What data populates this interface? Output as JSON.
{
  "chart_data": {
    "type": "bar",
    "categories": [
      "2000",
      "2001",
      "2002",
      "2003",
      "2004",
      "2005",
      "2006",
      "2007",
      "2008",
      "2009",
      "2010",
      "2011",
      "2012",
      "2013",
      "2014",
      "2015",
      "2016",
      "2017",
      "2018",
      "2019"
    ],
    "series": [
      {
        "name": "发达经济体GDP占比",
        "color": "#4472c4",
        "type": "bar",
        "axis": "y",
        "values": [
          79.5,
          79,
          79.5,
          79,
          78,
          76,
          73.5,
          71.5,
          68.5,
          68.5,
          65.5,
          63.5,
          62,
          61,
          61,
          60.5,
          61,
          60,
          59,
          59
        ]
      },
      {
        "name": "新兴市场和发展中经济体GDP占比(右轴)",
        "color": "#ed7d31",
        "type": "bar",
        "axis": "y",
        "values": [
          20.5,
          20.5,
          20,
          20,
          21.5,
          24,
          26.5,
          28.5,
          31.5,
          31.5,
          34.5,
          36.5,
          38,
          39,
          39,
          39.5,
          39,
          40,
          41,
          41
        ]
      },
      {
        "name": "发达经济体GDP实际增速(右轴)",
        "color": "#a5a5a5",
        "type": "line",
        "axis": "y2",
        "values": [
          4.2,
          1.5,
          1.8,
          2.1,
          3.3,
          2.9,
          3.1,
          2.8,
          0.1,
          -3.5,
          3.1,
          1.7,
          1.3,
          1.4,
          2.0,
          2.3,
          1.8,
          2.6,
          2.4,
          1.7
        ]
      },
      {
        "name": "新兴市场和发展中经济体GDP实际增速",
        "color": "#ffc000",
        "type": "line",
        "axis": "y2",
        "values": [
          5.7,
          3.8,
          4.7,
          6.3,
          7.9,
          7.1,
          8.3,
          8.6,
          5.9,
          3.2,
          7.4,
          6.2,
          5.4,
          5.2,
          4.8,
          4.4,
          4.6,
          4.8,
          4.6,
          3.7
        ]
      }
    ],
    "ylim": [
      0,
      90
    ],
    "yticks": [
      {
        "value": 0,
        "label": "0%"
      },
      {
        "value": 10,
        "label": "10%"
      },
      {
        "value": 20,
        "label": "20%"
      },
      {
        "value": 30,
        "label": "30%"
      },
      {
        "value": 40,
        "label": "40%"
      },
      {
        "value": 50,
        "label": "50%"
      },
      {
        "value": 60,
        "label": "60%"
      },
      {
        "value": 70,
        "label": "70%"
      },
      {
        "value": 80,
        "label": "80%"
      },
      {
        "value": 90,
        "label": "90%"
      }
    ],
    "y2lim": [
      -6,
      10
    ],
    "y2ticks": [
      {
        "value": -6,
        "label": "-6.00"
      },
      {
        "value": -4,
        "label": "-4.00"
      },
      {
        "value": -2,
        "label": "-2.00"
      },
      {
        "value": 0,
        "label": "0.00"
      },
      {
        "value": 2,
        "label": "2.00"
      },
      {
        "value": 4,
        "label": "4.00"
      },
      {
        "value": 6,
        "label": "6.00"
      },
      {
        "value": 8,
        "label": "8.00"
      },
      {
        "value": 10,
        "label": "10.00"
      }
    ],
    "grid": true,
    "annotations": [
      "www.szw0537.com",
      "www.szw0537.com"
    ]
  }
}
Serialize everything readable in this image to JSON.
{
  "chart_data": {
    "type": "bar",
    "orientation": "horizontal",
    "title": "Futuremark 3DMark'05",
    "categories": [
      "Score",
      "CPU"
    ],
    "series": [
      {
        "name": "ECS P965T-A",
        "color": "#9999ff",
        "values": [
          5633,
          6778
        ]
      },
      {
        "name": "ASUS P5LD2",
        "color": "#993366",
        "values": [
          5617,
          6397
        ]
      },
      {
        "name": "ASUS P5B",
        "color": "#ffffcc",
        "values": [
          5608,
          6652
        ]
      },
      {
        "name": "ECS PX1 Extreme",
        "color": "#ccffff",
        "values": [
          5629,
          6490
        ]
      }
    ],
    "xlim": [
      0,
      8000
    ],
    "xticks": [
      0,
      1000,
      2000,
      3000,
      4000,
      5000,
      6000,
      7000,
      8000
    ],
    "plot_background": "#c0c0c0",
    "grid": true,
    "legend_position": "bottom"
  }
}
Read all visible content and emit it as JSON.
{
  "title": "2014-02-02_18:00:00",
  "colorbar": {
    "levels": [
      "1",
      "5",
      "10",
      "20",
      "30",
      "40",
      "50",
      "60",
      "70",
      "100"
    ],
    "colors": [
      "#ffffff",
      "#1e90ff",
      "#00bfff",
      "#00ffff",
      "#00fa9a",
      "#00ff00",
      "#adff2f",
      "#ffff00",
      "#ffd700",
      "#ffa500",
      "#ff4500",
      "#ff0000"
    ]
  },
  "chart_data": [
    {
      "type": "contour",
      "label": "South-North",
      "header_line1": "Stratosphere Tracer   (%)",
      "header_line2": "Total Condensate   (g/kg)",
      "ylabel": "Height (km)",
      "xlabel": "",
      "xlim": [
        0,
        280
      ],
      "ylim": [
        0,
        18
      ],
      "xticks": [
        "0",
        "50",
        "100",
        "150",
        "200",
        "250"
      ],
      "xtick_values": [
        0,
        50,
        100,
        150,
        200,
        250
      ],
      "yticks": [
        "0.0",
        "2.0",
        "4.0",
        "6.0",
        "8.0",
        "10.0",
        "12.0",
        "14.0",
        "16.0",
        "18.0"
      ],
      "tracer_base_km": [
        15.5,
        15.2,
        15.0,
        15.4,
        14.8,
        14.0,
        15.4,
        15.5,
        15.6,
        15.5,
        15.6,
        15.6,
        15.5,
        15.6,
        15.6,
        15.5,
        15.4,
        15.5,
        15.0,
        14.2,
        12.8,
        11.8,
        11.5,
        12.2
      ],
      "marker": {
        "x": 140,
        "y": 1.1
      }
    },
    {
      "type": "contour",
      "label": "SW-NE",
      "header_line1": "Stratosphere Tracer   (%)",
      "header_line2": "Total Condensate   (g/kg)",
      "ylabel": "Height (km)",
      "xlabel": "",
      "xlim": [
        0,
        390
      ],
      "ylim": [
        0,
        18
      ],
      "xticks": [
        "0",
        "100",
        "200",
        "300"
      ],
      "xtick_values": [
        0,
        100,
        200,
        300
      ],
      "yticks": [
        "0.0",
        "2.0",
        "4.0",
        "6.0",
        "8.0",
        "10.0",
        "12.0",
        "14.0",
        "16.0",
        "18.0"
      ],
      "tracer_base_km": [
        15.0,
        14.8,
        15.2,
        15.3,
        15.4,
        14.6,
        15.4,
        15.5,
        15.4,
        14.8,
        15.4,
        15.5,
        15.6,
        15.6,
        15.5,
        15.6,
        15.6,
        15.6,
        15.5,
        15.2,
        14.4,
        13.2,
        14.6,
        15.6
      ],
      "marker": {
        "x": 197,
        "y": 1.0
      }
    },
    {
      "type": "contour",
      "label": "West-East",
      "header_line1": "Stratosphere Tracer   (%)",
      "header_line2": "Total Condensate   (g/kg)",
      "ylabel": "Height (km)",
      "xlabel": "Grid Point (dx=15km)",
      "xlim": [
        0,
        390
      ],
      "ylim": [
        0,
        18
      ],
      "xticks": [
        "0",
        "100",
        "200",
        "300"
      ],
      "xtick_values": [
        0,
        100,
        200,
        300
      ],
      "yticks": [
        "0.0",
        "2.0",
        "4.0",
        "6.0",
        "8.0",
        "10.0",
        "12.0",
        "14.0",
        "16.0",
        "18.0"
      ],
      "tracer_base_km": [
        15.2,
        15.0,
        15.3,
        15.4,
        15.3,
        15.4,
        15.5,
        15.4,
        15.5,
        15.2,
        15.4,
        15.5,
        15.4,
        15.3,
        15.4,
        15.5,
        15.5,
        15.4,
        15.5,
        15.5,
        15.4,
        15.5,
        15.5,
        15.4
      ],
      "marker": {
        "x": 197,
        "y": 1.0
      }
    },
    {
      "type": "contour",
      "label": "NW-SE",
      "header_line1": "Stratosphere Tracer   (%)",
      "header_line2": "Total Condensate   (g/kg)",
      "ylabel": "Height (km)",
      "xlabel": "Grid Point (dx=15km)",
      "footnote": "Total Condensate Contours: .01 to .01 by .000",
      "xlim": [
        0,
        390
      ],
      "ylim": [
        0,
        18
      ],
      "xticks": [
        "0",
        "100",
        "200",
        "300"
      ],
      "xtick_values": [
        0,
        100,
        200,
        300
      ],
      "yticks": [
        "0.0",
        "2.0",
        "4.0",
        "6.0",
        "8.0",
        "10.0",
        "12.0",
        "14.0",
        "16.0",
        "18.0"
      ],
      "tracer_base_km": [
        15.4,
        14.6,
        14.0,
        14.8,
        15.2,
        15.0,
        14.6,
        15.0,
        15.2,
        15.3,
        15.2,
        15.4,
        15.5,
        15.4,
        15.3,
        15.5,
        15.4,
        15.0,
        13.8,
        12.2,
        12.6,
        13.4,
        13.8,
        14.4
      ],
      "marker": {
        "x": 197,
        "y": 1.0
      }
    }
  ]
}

══════

Task details: Lines that include the word "name" are to be extracted from the data above.

Solution to this problem:
        "name": "发达经济体GDP占比",
        "name": "新兴市场和发展中经济体GDP占比(右轴)",
        "name": "发达经济体GDP实际增速(右轴)",
        "name": "新兴市场和发展中经济体GDP实际增速",
        "name": "ECS P965T-A",
        "name": "ASUS P5LD2",
        "name": "ASUS P5B",
        "name": "ECS PX1 Extreme",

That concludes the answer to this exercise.